**Written request**. Pick out the lines in the listing below that contain the word "اللحم" and copy them.

**Record extracts**.
-------------------------
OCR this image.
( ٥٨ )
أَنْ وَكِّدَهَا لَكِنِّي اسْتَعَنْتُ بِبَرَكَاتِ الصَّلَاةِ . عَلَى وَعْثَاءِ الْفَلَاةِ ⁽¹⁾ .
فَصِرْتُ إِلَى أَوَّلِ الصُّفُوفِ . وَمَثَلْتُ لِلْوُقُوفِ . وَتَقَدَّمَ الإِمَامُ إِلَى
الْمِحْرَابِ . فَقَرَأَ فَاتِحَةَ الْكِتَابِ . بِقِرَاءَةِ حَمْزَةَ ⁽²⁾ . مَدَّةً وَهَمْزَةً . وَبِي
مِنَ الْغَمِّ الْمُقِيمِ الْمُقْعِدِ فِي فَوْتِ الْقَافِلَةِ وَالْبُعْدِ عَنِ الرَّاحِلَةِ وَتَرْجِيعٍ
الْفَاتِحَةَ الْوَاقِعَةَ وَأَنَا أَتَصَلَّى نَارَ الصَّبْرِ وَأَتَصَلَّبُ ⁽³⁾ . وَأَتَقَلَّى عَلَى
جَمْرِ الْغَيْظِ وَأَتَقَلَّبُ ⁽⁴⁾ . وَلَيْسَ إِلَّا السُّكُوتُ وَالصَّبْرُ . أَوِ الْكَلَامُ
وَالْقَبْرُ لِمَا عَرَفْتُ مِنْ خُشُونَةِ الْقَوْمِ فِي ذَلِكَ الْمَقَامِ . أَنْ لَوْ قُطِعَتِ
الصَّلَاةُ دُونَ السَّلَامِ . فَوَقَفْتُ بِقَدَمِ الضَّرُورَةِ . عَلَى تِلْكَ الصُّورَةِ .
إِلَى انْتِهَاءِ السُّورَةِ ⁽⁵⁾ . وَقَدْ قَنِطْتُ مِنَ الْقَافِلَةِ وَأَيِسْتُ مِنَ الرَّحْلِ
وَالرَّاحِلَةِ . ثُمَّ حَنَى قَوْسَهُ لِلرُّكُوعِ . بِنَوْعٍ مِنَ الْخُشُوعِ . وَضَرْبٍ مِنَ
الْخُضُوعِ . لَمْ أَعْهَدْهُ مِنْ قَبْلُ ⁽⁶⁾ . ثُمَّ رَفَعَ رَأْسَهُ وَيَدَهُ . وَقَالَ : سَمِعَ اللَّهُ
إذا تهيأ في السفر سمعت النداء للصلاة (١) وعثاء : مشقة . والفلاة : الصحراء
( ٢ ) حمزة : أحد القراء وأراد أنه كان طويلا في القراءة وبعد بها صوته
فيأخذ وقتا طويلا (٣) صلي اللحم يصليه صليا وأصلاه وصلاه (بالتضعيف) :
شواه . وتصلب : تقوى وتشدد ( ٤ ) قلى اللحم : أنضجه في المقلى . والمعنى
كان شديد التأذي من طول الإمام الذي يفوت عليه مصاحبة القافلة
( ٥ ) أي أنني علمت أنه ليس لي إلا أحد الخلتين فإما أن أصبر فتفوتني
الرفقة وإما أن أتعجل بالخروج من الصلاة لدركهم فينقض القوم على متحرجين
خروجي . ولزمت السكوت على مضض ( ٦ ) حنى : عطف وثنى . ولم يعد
-------------------------
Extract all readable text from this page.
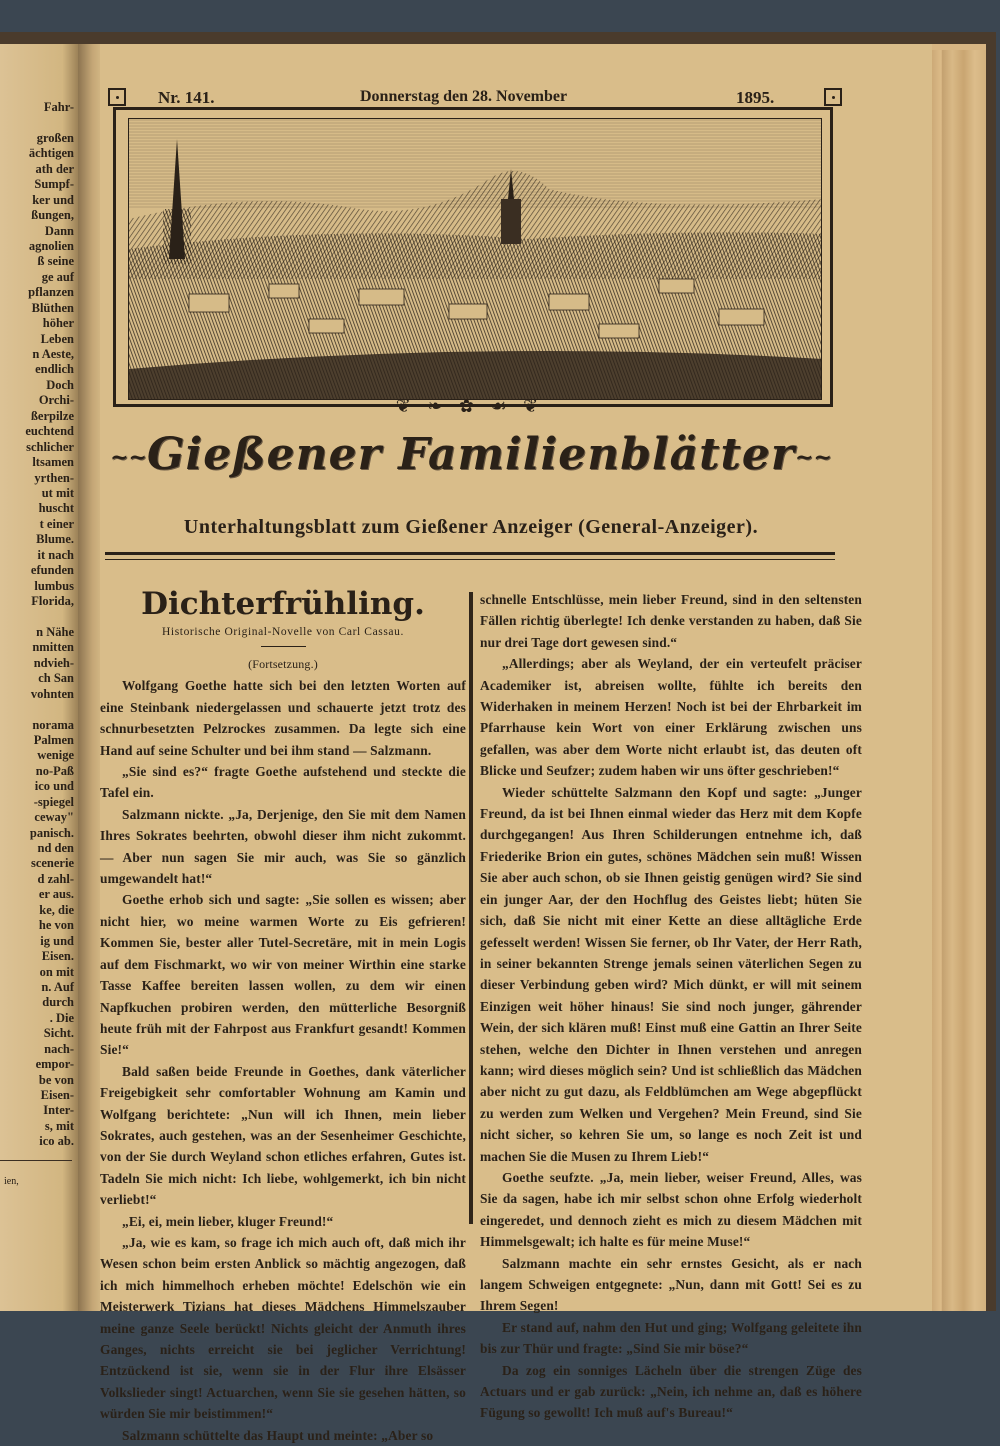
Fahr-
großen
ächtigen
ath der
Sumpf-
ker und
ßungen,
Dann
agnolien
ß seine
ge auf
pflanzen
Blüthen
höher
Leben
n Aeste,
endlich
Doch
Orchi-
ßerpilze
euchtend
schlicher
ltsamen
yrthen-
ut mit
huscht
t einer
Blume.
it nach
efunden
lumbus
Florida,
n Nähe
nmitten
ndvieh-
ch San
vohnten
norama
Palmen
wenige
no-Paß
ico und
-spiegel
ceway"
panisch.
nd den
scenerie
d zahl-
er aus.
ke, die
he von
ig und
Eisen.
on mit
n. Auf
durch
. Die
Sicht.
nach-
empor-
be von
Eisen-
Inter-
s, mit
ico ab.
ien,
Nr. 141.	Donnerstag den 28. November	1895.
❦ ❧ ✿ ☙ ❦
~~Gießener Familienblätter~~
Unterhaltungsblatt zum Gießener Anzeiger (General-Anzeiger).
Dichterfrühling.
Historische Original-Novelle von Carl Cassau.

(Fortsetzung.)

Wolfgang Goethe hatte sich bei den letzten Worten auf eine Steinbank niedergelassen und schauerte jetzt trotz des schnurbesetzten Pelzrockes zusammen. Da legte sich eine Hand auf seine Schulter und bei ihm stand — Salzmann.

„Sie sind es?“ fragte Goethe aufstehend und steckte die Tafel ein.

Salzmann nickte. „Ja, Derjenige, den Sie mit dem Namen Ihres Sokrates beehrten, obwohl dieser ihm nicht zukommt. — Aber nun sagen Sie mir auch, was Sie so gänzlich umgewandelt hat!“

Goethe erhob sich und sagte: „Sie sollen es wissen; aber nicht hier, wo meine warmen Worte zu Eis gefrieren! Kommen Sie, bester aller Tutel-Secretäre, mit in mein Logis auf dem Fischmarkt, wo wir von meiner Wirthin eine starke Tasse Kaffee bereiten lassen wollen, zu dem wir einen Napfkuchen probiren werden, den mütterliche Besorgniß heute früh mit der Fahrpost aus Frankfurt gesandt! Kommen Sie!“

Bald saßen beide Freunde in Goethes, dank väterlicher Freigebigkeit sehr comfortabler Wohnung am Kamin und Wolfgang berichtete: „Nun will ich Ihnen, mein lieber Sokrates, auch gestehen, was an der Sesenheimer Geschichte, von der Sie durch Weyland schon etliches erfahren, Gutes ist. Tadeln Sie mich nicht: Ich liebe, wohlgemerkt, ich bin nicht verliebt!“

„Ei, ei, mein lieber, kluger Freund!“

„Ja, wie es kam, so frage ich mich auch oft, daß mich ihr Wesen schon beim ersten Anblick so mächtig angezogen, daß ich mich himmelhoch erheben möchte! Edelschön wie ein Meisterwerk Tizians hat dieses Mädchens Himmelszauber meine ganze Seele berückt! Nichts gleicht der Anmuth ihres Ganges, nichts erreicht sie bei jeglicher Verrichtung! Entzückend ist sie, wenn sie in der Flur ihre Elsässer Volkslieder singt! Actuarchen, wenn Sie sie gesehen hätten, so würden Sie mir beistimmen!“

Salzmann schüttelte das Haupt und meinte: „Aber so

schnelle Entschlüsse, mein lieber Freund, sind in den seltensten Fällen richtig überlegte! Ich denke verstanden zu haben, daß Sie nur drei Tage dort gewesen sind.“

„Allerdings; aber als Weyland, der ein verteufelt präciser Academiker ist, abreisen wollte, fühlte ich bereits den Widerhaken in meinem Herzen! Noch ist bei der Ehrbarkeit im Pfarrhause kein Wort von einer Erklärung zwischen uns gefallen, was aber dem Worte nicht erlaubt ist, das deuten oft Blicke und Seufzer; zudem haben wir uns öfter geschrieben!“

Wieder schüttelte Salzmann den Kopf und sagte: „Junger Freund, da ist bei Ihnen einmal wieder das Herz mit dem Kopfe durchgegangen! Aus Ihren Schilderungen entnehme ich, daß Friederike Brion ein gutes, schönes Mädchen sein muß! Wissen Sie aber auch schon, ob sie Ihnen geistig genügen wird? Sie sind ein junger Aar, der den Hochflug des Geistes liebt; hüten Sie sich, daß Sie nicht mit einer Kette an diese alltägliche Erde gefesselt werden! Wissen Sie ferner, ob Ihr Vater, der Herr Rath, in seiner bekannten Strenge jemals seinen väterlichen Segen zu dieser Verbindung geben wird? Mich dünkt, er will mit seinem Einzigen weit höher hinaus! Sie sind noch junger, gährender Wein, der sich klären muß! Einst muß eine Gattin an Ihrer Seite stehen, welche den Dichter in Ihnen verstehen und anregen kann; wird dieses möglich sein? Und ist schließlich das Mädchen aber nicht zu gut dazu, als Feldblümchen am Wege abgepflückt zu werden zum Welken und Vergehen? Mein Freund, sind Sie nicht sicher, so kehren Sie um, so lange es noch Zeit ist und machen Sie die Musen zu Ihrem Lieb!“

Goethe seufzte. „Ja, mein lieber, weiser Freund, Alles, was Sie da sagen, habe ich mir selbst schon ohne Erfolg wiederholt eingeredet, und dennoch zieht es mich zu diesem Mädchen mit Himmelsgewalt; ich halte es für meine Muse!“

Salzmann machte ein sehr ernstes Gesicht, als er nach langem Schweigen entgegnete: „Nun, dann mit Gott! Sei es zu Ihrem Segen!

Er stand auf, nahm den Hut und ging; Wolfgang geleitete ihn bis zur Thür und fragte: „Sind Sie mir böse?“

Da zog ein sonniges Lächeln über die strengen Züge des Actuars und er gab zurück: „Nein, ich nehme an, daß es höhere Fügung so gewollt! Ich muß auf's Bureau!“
-------------------------
**Result below**.
فيأخذ وقتا طويلا (٣) صلي اللحم يصليه صليا وأصلاه وصلاه (بالتضعيف) :
شواه . وتصلب : تقوى وتشدد ( ٤ ) قلى اللحم : أنضجه في المقلى . والمعنى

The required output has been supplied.